Would you pull out every line of the material that contains the string "name"?

+++ Recorded information +++

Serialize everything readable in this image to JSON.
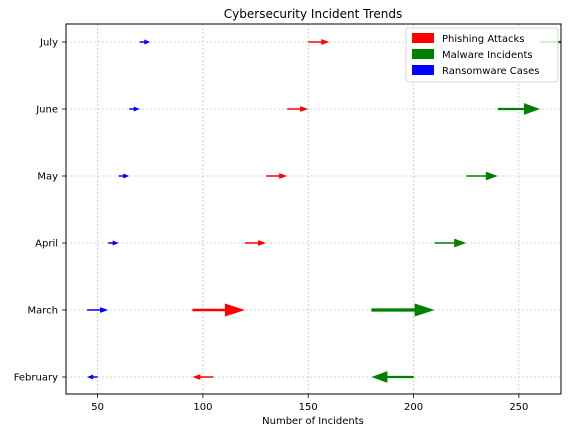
{
  "chart_data": {
    "type": "quiver",
    "title": "Cybersecurity Incident Trends",
    "xlabel": "Number of Incidents",
    "ylabel": "",
    "xlim": [
      35,
      270
    ],
    "x_ticks": [
      50,
      100,
      150,
      200,
      250
    ],
    "categories": [
      "February",
      "March",
      "April",
      "May",
      "June",
      "July"
    ],
    "grid": true,
    "legend_position": "upper right",
    "series": [
      {
        "name": "Phishing Attacks",
        "color": "#ff0000",
        "arrows": [
          {
            "category": "February",
            "x_start": 105,
            "x_end": 95
          },
          {
            "category": "March",
            "x_start": 95,
            "x_end": 120
          },
          {
            "category": "April",
            "x_start": 120,
            "x_end": 130
          },
          {
            "category": "May",
            "x_start": 130,
            "x_end": 140
          },
          {
            "category": "June",
            "x_start": 140,
            "x_end": 150
          },
          {
            "category": "July",
            "x_start": 150,
            "x_end": 160
          }
        ]
      },
      {
        "name": "Malware Incidents",
        "color": "#008000",
        "arrows": [
          {
            "category": "February",
            "x_start": 200,
            "x_end": 180
          },
          {
            "category": "March",
            "x_start": 180,
            "x_end": 210
          },
          {
            "category": "April",
            "x_start": 210,
            "x_end": 225
          },
          {
            "category": "May",
            "x_start": 225,
            "x_end": 240
          },
          {
            "category": "June",
            "x_start": 240,
            "x_end": 260
          },
          {
            "category": "July",
            "x_start": 260,
            "x_end": 280
          }
        ]
      },
      {
        "name": "Ransomware Cases",
        "color": "#0000ff",
        "arrows": [
          {
            "category": "February",
            "x_start": 50,
            "x_end": 45
          },
          {
            "category": "March",
            "x_start": 45,
            "x_end": 55
          },
          {
            "category": "April",
            "x_start": 55,
            "x_end": 60
          },
          {
            "category": "May",
            "x_start": 60,
            "x_end": 65
          },
          {
            "category": "June",
            "x_start": 65,
            "x_end": 70
          },
          {
            "category": "July",
            "x_start": 70,
            "x_end": 75
          }
        ]
      }
    ]
  }
}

+++

**Solution to this problem**
        "name": "Phishing Attacks",
        "name": "Malware Incidents",
        "name": "Ransomware Cases",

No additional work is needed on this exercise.